■ WORKING DATA
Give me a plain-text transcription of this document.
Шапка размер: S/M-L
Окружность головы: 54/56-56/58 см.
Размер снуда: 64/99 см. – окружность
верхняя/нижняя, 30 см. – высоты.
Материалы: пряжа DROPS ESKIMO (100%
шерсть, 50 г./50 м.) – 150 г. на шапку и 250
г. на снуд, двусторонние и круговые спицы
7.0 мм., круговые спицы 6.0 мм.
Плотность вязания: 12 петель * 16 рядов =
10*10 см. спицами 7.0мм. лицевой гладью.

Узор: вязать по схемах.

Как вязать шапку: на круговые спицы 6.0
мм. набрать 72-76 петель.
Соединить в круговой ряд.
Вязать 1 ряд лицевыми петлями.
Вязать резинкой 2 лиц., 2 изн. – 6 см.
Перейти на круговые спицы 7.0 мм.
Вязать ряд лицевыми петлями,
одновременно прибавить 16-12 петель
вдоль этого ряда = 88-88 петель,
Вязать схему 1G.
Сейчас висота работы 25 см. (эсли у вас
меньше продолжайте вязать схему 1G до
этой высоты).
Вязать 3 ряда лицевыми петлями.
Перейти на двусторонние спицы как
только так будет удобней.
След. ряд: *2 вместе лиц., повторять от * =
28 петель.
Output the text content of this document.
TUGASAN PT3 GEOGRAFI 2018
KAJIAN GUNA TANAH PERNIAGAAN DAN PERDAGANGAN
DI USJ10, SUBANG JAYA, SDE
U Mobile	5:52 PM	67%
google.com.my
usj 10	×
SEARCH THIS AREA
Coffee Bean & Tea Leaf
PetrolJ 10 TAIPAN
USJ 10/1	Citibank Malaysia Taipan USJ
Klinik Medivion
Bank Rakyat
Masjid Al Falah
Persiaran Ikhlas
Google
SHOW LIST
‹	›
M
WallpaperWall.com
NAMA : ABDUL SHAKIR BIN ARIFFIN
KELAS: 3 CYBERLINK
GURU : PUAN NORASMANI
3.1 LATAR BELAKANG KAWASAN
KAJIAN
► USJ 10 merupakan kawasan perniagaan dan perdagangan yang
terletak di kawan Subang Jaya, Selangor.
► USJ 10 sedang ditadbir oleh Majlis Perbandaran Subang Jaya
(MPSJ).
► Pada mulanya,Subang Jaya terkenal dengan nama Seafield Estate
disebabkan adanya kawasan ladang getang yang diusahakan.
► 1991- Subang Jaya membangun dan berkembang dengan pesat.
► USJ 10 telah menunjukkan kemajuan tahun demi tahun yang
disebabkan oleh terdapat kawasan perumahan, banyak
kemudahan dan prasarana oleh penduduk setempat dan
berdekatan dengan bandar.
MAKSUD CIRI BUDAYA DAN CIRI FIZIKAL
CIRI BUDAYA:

■ GOAL OF THE EXERCISE
Quote exactly what appears from the line containing "Output the text content of this document." through the final line of the listing above, including both of those lines.

■ CORRECT RESULT
Output the text content of this document.
TUGASAN PT3 GEOGRAFI 2018
KAJIAN GUNA TANAH PERNIAGAAN DAN PERDAGANGAN
DI USJ10, SUBANG JAYA, SDE
U Mobile	5:52 PM	67%
google.com.my
usj 10	×
SEARCH THIS AREA
Coffee Bean & Tea Leaf
PetrolJ 10 TAIPAN
USJ 10/1	Citibank Malaysia Taipan USJ
Klinik Medivion
Bank Rakyat
Masjid Al Falah
Persiaran Ikhlas
Google
SHOW LIST
‹	›
M
WallpaperWall.com
NAMA : ABDUL SHAKIR BIN ARIFFIN
KELAS: 3 CYBERLINK
GURU : PUAN NORASMANI
3.1 LATAR BELAKANG KAWASAN
KAJIAN
► USJ 10 merupakan kawasan perniagaan dan perdagangan yang
terletak di kawan Subang Jaya, Selangor.
► USJ 10 sedang ditadbir oleh Majlis Perbandaran Subang Jaya
(MPSJ).
► Pada mulanya,Subang Jaya terkenal dengan nama Seafield Estate
disebabkan adanya kawasan ladang getang yang diusahakan.
► 1991- Subang Jaya membangun dan berkembang dengan pesat.
► USJ 10 telah menunjukkan kemajuan tahun demi tahun yang
disebabkan oleh terdapat kawasan perumahan, banyak
kemudahan dan prasarana oleh penduduk setempat dan
berdekatan dengan bandar.
MAKSUD CIRI BUDAYA DAN CIRI FIZIKAL
CIRI BUDAYA:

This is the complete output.